▸ **Data for the task**
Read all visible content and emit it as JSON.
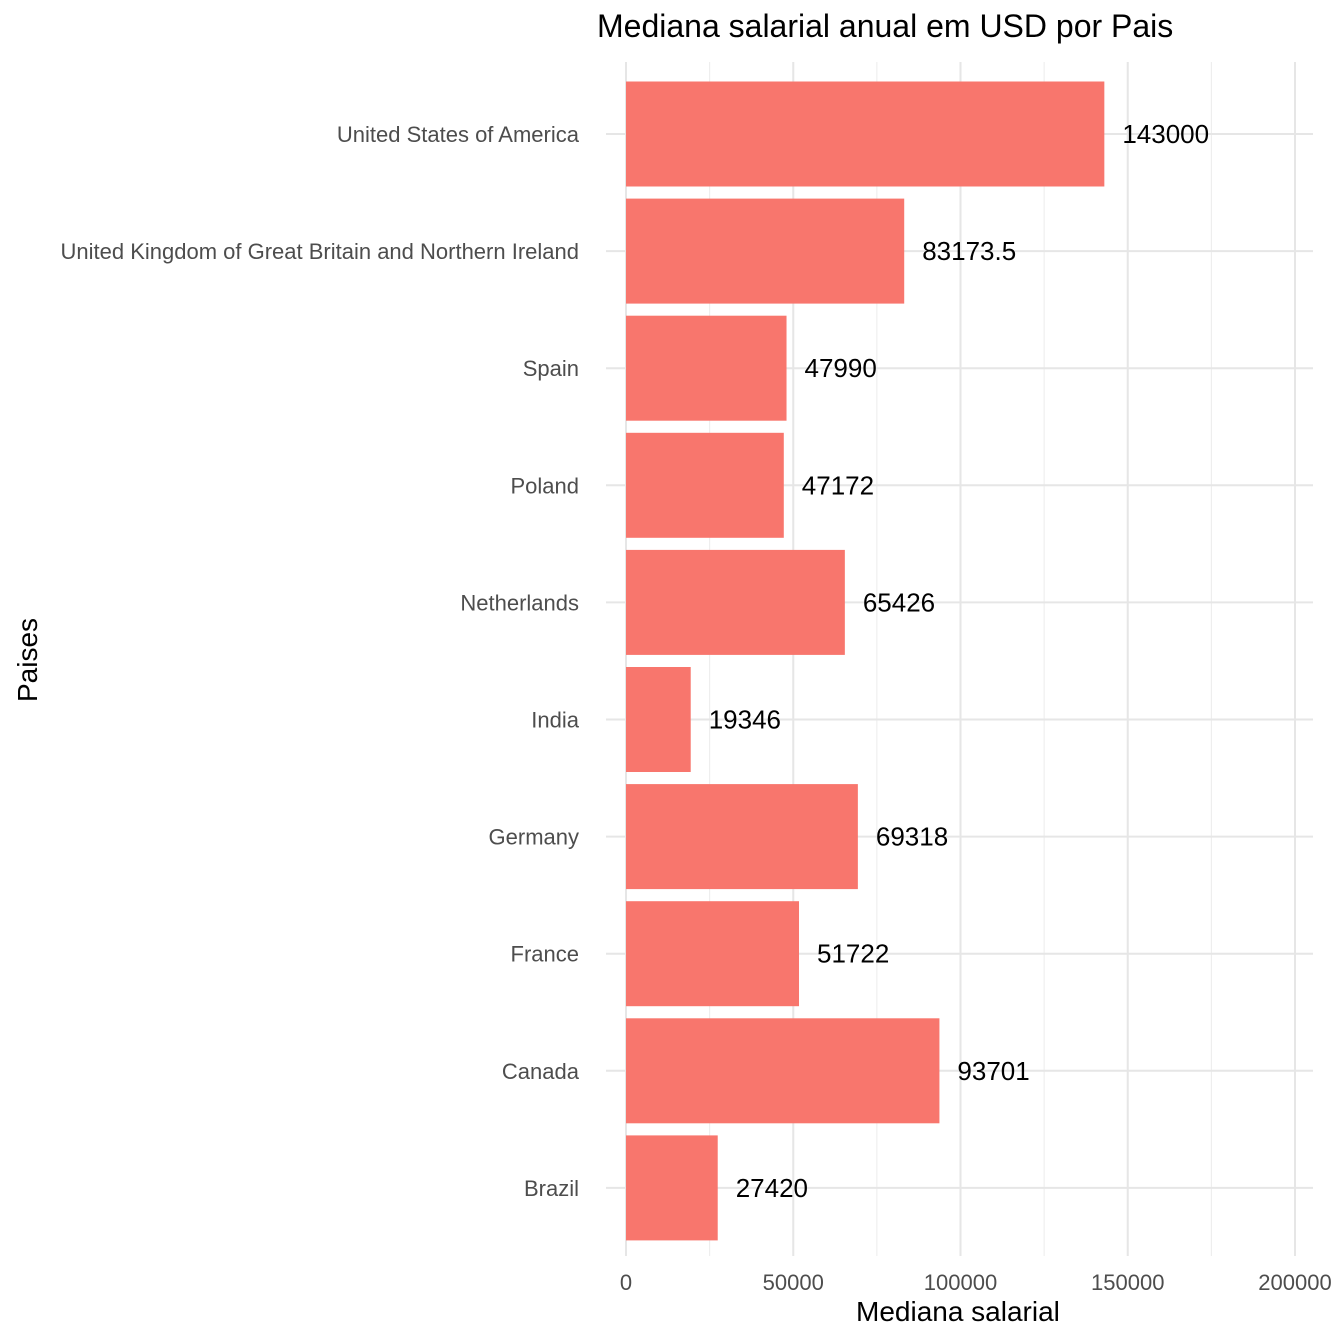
{
  "chart_data": {
    "type": "bar",
    "orientation": "horizontal",
    "title": "Mediana salarial anual em USD por Pais",
    "xlabel": "Mediana salarial",
    "ylabel": "Paises",
    "xlim": [
      0,
      200000
    ],
    "x_ticks": [
      0,
      50000,
      100000,
      150000,
      200000
    ],
    "x_tick_labels": [
      "0",
      "50000",
      "100000",
      "150000",
      "200000"
    ],
    "grid": true,
    "bar_color": "#F8766D",
    "categories": [
      "United States of America",
      "United Kingdom of Great Britain and Northern Ireland",
      "Spain",
      "Poland",
      "Netherlands",
      "India",
      "Germany",
      "France",
      "Canada",
      "Brazil"
    ],
    "values": [
      143000,
      83173.5,
      47990,
      47172,
      65426,
      19346,
      69318,
      51722,
      93701,
      27420
    ],
    "data_labels": [
      "143000",
      "83173.5",
      "47990",
      "47172",
      "65426",
      "19346",
      "69318",
      "51722",
      "93701",
      "27420"
    ]
  }
}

▸ **What to produce**
Copy each line above precisely, dropping the pictures.

▸ **Task solution**
Read all visible content and emit it as JSON.
{
  "chart_data": {
    "type": "bar",
    "orientation": "horizontal",
    "title": "Mediana salarial anual em USD por Pais",
    "xlabel": "Mediana salarial",
    "ylabel": "Paises",
    "xlim": [
      0,
      200000
    ],
    "x_ticks": [
      0,
      50000,
      100000,
      150000,
      200000
    ],
    "x_tick_labels": [
      "0",
      "50000",
      "100000",
      "150000",
      "200000"
    ],
    "grid": true,
    "bar_color": "#F8766D",
    "categories": [
      "United States of America",
      "United Kingdom of Great Britain and Northern Ireland",
      "Spain",
      "Poland",
      "Netherlands",
      "India",
      "Germany",
      "France",
      "Canada",
      "Brazil"
    ],
    "values": [
      143000,
      83173.5,
      47990,
      47172,
      65426,
      19346,
      69318,
      51722,
      93701,
      27420
    ],
    "data_labels": [
      "143000",
      "83173.5",
      "47990",
      "47172",
      "65426",
      "19346",
      "69318",
      "51722",
      "93701",
      "27420"
    ]
  }
}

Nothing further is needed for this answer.